> [Given request]: Copy the data precisely, character for character, and leave out every picture.
** begin **
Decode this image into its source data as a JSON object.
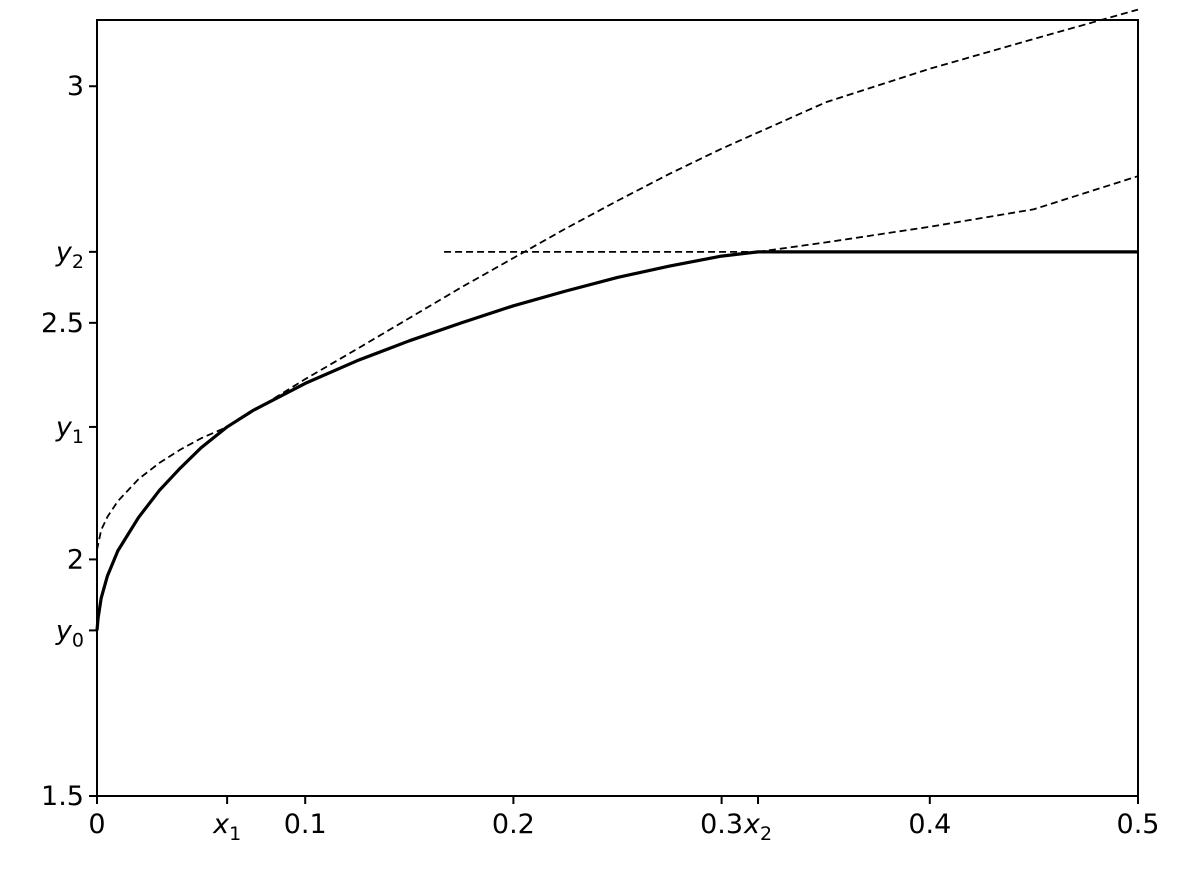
{
  "chart_data": {
    "type": "line",
    "title": "",
    "xlabel": "",
    "ylabel": "",
    "xlim": [
      0,
      0.5
    ],
    "ylim": [
      1.5,
      3.14
    ],
    "grid": false,
    "legend": "none",
    "x_ticks": [
      {
        "value": 0,
        "text": "0"
      },
      {
        "value": 0.0625,
        "sym": "x",
        "sub": "1"
      },
      {
        "value": 0.1,
        "text": "0.1"
      },
      {
        "value": 0.2,
        "text": "0.2"
      },
      {
        "value": 0.3,
        "text": "0.3"
      },
      {
        "value": 0.3175,
        "sym": "x",
        "sub": "2"
      },
      {
        "value": 0.4,
        "text": "0.4"
      },
      {
        "value": 0.5,
        "text": "0.5"
      }
    ],
    "y_ticks": [
      {
        "value": 1.5,
        "text": "1.5"
      },
      {
        "value": 1.85,
        "sym": "y",
        "sub": "0"
      },
      {
        "value": 2.0,
        "text": "2"
      },
      {
        "value": 2.28,
        "sym": "y",
        "sub": "1"
      },
      {
        "value": 2.5,
        "text": "2.5"
      },
      {
        "value": 2.65,
        "sym": "y",
        "sub": "2"
      },
      {
        "value": 3.0,
        "text": "3"
      }
    ],
    "series": [
      {
        "style": "solid",
        "color": "#000000",
        "points": [
          [
            0,
            1.85
          ],
          [
            0.0005,
            1.875
          ],
          [
            0.002,
            1.918
          ],
          [
            0.005,
            1.965
          ],
          [
            0.01,
            2.018
          ],
          [
            0.02,
            2.089
          ],
          [
            0.03,
            2.146
          ],
          [
            0.04,
            2.193
          ],
          [
            0.05,
            2.236
          ],
          [
            0.0625,
            2.28
          ],
          [
            0.075,
            2.315
          ],
          [
            0.1,
            2.372
          ],
          [
            0.125,
            2.42
          ],
          [
            0.15,
            2.462
          ],
          [
            0.175,
            2.5
          ],
          [
            0.2,
            2.536
          ],
          [
            0.225,
            2.567
          ],
          [
            0.25,
            2.596
          ],
          [
            0.275,
            2.62
          ],
          [
            0.3,
            2.641
          ],
          [
            0.3175,
            2.65
          ],
          [
            0.5,
            2.65
          ]
        ]
      },
      {
        "style": "dashed",
        "color": "#000000",
        "points": [
          [
            0,
            2.02
          ],
          [
            0.002,
            2.062
          ],
          [
            0.005,
            2.09
          ],
          [
            0.01,
            2.123
          ],
          [
            0.02,
            2.17
          ],
          [
            0.03,
            2.204
          ],
          [
            0.04,
            2.232
          ],
          [
            0.05,
            2.256
          ],
          [
            0.0625,
            2.28
          ],
          [
            0.075,
            2.313
          ],
          [
            0.1,
            2.381
          ],
          [
            0.125,
            2.445
          ],
          [
            0.15,
            2.51
          ],
          [
            0.175,
            2.575
          ],
          [
            0.2,
            2.637
          ],
          [
            0.225,
            2.699
          ],
          [
            0.25,
            2.758
          ],
          [
            0.275,
            2.815
          ],
          [
            0.3,
            2.868
          ],
          [
            0.35,
            2.966
          ],
          [
            0.4,
            3.037
          ],
          [
            0.45,
            3.1
          ],
          [
            0.5,
            3.162
          ]
        ]
      },
      {
        "style": "dashed",
        "color": "#000000",
        "points": [
          [
            0.3175,
            2.65
          ],
          [
            0.35,
            2.67
          ],
          [
            0.4,
            2.703
          ],
          [
            0.45,
            2.74
          ],
          [
            0.5,
            2.81
          ]
        ]
      },
      {
        "style": "dashed",
        "color": "#000000",
        "points": [
          [
            0.1667,
            2.65
          ],
          [
            0.3175,
            2.65
          ]
        ]
      }
    ]
  }
}
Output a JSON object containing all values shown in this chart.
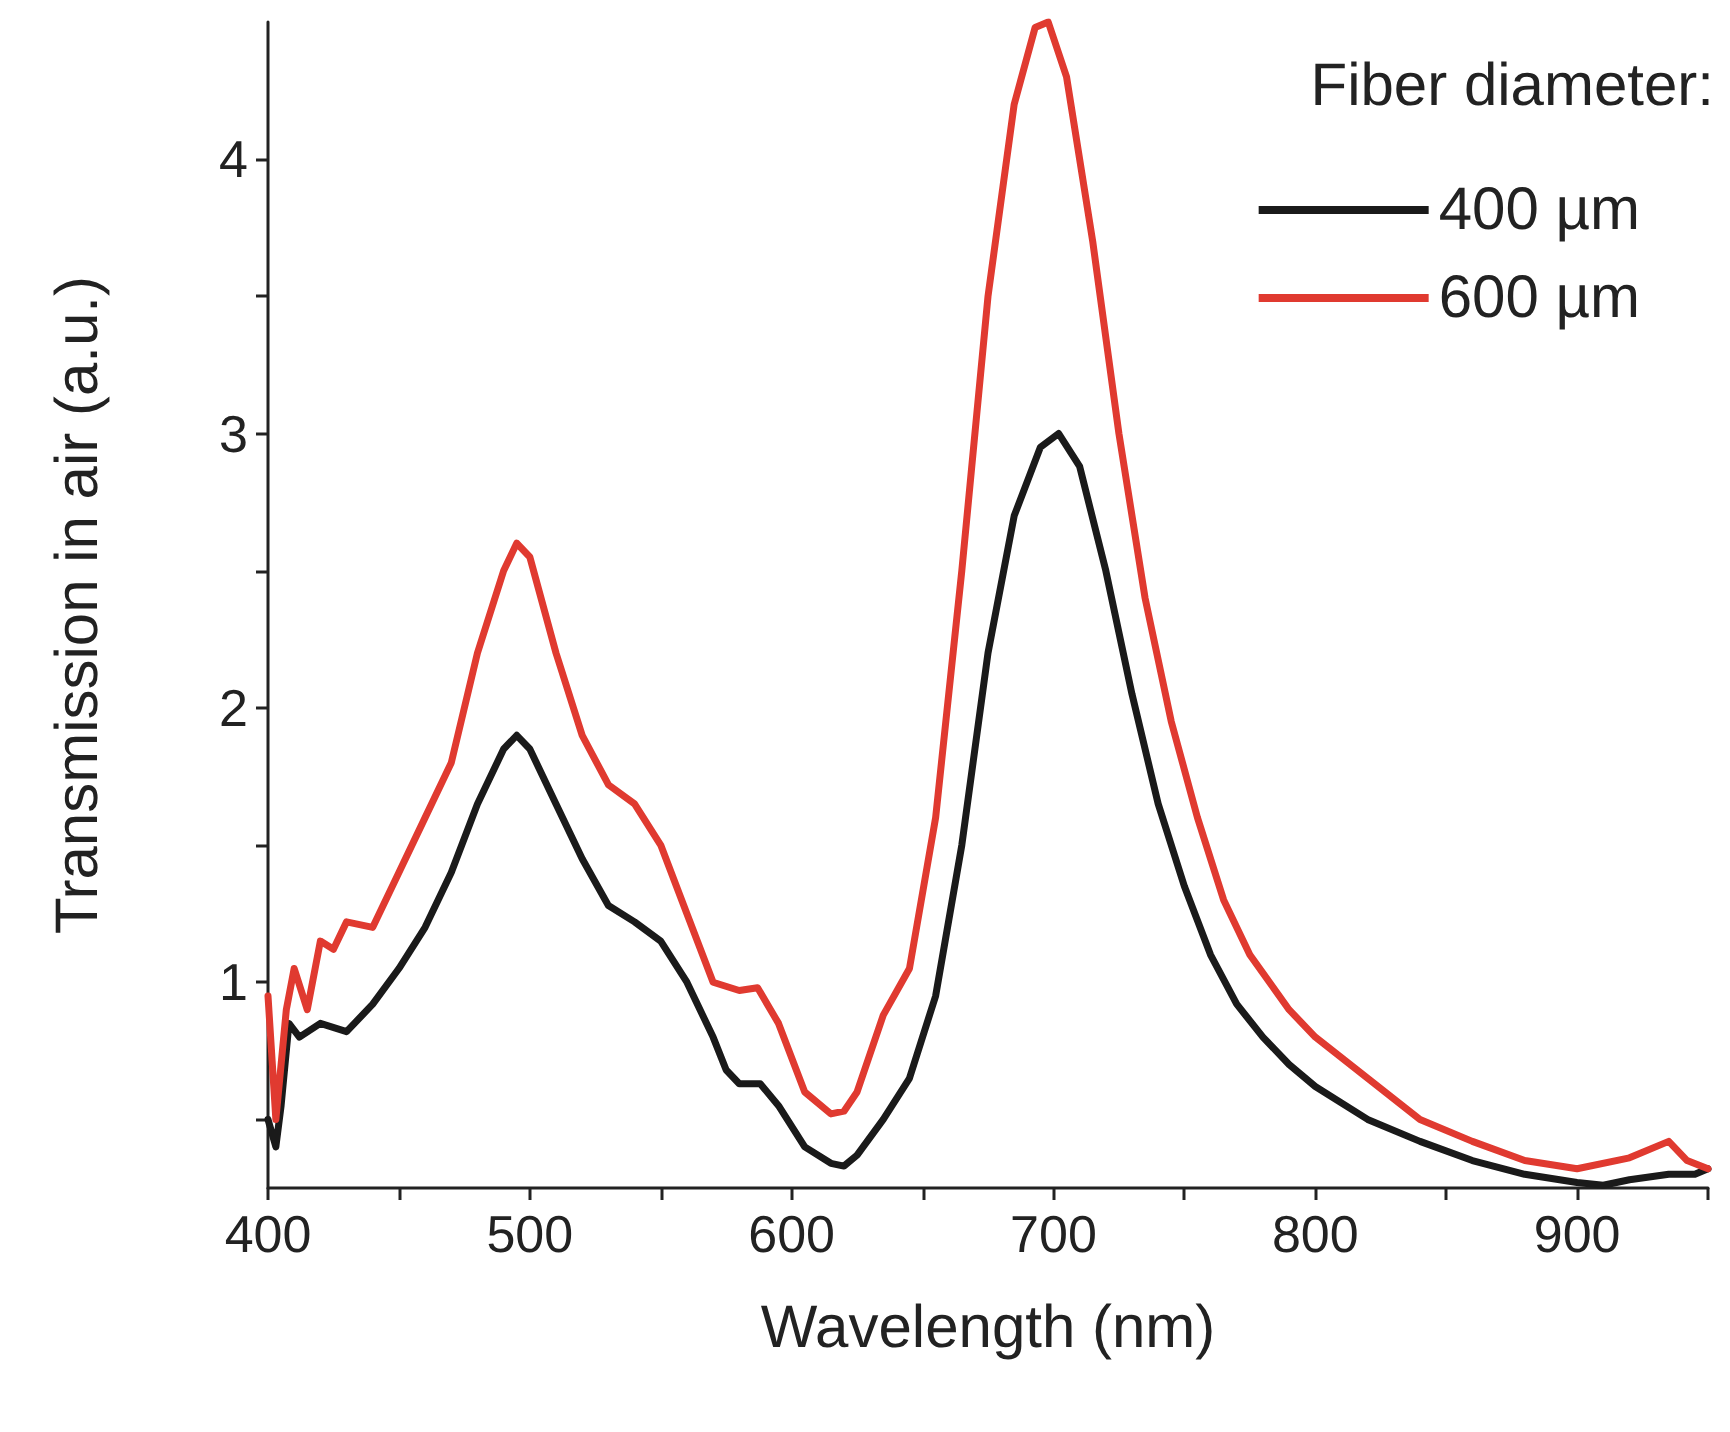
** end **
> [Response to this exercise]:
Decode this image into its source data as a JSON object.
{
  "chart_data": {
    "type": "line",
    "title": "",
    "xlabel": "",
    "ylabel": "",
    "xlim": [
      0,
      0.5
    ],
    "ylim": [
      1.5,
      3.14
    ],
    "grid": false,
    "legend": "none",
    "x_ticks": [
      {
        "value": 0,
        "text": "0"
      },
      {
        "value": 0.0625,
        "sym": "x",
        "sub": "1"
      },
      {
        "value": 0.1,
        "text": "0.1"
      },
      {
        "value": 0.2,
        "text": "0.2"
      },
      {
        "value": 0.3,
        "text": "0.3"
      },
      {
        "value": 0.3175,
        "sym": "x",
        "sub": "2"
      },
      {
        "value": 0.4,
        "text": "0.4"
      },
      {
        "value": 0.5,
        "text": "0.5"
      }
    ],
    "y_ticks": [
      {
        "value": 1.5,
        "text": "1.5"
      },
      {
        "value": 1.85,
        "sym": "y",
        "sub": "0"
      },
      {
        "value": 2.0,
        "text": "2"
      },
      {
        "value": 2.28,
        "sym": "y",
        "sub": "1"
      },
      {
        "value": 2.5,
        "text": "2.5"
      },
      {
        "value": 2.65,
        "sym": "y",
        "sub": "2"
      },
      {
        "value": 3.0,
        "text": "3"
      }
    ],
    "series": [
      {
        "style": "solid",
        "color": "#000000",
        "points": [
          [
            0,
            1.85
          ],
          [
            0.0005,
            1.875
          ],
          [
            0.002,
            1.918
          ],
          [
            0.005,
            1.965
          ],
          [
            0.01,
            2.018
          ],
          [
            0.02,
            2.089
          ],
          [
            0.03,
            2.146
          ],
          [
            0.04,
            2.193
          ],
          [
            0.05,
            2.236
          ],
          [
            0.0625,
            2.28
          ],
          [
            0.075,
            2.315
          ],
          [
            0.1,
            2.372
          ],
          [
            0.125,
            2.42
          ],
          [
            0.15,
            2.462
          ],
          [
            0.175,
            2.5
          ],
          [
            0.2,
            2.536
          ],
          [
            0.225,
            2.567
          ],
          [
            0.25,
            2.596
          ],
          [
            0.275,
            2.62
          ],
          [
            0.3,
            2.641
          ],
          [
            0.3175,
            2.65
          ],
          [
            0.5,
            2.65
          ]
        ]
      },
      {
        "style": "dashed",
        "color": "#000000",
        "points": [
          [
            0,
            2.02
          ],
          [
            0.002,
            2.062
          ],
          [
            0.005,
            2.09
          ],
          [
            0.01,
            2.123
          ],
          [
            0.02,
            2.17
          ],
          [
            0.03,
            2.204
          ],
          [
            0.04,
            2.232
          ],
          [
            0.05,
            2.256
          ],
          [
            0.0625,
            2.28
          ],
          [
            0.075,
            2.313
          ],
          [
            0.1,
            2.381
          ],
          [
            0.125,
            2.445
          ],
          [
            0.15,
            2.51
          ],
          [
            0.175,
            2.575
          ],
          [
            0.2,
            2.637
          ],
          [
            0.225,
            2.699
          ],
          [
            0.25,
            2.758
          ],
          [
            0.275,
            2.815
          ],
          [
            0.3,
            2.868
          ],
          [
            0.35,
            2.966
          ],
          [
            0.4,
            3.037
          ],
          [
            0.45,
            3.1
          ],
          [
            0.5,
            3.162
          ]
        ]
      },
      {
        "style": "dashed",
        "color": "#000000",
        "points": [
          [
            0.3175,
            2.65
          ],
          [
            0.35,
            2.67
          ],
          [
            0.4,
            2.703
          ],
          [
            0.45,
            2.74
          ],
          [
            0.5,
            2.81
          ]
        ]
      },
      {
        "style": "dashed",
        "color": "#000000",
        "points": [
          [
            0.1667,
            2.65
          ],
          [
            0.3175,
            2.65
          ]
        ]
      }
    ]
  }
}
Output a JSON object containing all values shown in this chart.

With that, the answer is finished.